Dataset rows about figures
::::

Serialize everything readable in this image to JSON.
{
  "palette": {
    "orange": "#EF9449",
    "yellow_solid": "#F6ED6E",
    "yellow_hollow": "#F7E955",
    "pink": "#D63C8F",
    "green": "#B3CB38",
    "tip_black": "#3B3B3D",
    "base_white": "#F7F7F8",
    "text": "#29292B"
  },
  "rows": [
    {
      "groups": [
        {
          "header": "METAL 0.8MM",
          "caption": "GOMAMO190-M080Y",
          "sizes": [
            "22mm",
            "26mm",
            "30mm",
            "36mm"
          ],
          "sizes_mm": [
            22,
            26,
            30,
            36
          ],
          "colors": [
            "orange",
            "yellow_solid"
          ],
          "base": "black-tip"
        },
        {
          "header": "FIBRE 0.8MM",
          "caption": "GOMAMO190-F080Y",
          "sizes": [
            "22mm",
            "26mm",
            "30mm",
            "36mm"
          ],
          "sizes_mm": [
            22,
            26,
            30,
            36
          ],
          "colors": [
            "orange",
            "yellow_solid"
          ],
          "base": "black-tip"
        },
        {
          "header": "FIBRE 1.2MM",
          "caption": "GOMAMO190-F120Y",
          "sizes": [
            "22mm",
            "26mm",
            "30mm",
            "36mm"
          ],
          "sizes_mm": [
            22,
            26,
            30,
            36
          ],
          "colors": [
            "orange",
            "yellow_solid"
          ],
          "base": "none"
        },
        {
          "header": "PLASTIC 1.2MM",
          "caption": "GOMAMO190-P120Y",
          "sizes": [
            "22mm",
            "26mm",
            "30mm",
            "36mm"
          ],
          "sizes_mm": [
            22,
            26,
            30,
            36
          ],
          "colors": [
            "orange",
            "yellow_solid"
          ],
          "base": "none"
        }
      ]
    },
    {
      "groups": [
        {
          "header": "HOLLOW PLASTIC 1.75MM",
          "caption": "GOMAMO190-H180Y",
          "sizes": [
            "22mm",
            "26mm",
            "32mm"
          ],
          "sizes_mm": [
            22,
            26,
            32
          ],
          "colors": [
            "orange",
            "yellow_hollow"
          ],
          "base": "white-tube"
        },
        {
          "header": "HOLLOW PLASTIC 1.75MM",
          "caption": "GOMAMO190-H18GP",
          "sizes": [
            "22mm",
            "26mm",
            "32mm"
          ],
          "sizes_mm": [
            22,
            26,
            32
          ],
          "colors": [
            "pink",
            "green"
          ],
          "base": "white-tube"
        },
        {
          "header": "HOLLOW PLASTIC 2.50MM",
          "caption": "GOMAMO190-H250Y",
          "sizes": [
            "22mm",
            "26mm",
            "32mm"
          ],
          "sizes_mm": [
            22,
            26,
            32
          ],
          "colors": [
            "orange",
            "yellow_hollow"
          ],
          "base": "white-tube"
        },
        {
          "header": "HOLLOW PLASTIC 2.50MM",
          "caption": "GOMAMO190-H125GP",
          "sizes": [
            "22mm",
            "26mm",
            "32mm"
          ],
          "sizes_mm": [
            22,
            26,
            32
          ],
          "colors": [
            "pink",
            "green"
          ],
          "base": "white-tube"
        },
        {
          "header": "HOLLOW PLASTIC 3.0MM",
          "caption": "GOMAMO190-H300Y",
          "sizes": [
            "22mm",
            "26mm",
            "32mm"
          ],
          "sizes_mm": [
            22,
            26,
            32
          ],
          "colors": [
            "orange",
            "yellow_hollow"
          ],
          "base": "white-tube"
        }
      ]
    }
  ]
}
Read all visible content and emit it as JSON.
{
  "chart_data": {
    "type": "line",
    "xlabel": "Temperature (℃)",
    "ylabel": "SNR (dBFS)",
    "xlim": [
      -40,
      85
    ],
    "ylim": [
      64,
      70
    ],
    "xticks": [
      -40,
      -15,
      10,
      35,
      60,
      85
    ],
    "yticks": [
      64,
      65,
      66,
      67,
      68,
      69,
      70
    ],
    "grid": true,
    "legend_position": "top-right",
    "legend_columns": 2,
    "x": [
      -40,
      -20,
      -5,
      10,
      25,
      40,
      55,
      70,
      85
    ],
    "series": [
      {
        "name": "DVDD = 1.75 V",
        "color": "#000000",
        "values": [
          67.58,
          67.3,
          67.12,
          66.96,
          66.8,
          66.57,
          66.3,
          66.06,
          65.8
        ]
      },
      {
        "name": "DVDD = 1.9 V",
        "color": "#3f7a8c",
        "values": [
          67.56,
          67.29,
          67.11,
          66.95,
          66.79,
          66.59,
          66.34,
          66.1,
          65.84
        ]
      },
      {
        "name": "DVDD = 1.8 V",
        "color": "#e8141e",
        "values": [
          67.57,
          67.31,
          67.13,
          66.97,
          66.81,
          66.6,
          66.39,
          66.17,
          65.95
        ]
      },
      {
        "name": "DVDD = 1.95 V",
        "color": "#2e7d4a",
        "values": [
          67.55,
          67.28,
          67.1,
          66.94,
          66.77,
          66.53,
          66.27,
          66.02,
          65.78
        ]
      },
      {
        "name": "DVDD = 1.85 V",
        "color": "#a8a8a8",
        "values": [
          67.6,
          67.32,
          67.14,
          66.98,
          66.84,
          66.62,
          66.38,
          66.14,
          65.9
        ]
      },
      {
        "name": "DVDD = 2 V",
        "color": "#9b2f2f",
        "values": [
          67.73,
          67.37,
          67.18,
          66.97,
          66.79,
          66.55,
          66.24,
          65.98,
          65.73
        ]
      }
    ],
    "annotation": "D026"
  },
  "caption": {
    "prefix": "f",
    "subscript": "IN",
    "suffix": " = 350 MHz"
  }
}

::::

_WRITTEN REQUEST_.
Reproduce every line from the entries that holds the word "JSON".

_COMPLETED TASK_.
Serialize everything readable in this image to JSON.
Read all visible content and emit it as JSON.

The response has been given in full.